## START Exercise material
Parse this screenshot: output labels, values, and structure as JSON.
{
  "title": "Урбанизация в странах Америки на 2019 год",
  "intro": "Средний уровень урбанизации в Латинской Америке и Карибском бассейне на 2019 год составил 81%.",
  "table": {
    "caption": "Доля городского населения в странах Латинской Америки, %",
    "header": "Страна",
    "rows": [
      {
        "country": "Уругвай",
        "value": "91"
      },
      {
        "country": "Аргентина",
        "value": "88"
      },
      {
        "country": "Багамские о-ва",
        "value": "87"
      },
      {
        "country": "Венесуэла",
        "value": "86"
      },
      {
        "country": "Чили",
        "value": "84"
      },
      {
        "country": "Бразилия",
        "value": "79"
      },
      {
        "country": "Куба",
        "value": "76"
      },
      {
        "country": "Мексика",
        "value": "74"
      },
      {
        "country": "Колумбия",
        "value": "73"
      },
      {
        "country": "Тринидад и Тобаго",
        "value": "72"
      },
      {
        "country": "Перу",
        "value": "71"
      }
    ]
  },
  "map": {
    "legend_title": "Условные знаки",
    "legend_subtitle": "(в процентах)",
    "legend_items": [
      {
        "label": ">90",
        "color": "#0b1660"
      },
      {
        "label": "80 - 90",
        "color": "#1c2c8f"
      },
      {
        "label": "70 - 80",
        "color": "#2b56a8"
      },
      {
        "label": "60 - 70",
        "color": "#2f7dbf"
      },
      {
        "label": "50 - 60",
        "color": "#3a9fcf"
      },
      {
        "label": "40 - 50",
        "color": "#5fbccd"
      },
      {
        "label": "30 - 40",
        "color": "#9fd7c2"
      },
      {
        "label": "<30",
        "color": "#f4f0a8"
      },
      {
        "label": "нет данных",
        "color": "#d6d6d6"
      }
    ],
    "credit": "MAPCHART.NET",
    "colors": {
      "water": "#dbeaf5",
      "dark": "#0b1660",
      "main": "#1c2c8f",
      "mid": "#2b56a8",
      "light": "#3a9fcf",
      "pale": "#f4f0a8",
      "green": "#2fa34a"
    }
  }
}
## END Exercise material
**Brief:** Nothing in the data may differ; print all of it exactly as written.

**Task response:**
Parse this screenshot: output labels, values, and structure as JSON.
{
  "title": "Урбанизация в странах Америки на 2019 год",
  "intro": "Средний уровень урбанизации в Латинской Америке и Карибском бассейне на 2019 год составил 81%.",
  "table": {
    "caption": "Доля городского населения в странах Латинской Америки, %",
    "header": "Страна",
    "rows": [
      {
        "country": "Уругвай",
        "value": "91"
      },
      {
        "country": "Аргентина",
        "value": "88"
      },
      {
        "country": "Багамские о-ва",
        "value": "87"
      },
      {
        "country": "Венесуэла",
        "value": "86"
      },
      {
        "country": "Чили",
        "value": "84"
      },
      {
        "country": "Бразилия",
        "value": "79"
      },
      {
        "country": "Куба",
        "value": "76"
      },
      {
        "country": "Мексика",
        "value": "74"
      },
      {
        "country": "Колумбия",
        "value": "73"
      },
      {
        "country": "Тринидад и Тобаго",
        "value": "72"
      },
      {
        "country": "Перу",
        "value": "71"
      }
    ]
  },
  "map": {
    "legend_title": "Условные знаки",
    "legend_subtitle": "(в процентах)",
    "legend_items": [
      {
        "label": ">90",
        "color": "#0b1660"
      },
      {
        "label": "80 - 90",
        "color": "#1c2c8f"
      },
      {
        "label": "70 - 80",
        "color": "#2b56a8"
      },
      {
        "label": "60 - 70",
        "color": "#2f7dbf"
      },
      {
        "label": "50 - 60",
        "color": "#3a9fcf"
      },
      {
        "label": "40 - 50",
        "color": "#5fbccd"
      },
      {
        "label": "30 - 40",
        "color": "#9fd7c2"
      },
      {
        "label": "<30",
        "color": "#f4f0a8"
      },
      {
        "label": "нет данных",
        "color": "#d6d6d6"
      }
    ],
    "credit": "MAPCHART.NET",
    "colors": {
      "water": "#dbeaf5",
      "dark": "#0b1660",
      "main": "#1c2c8f",
      "mid": "#2b56a8",
      "light": "#3a9fcf",
      "pale": "#f4f0a8",
      "green": "#2fa34a"
    }
  }
}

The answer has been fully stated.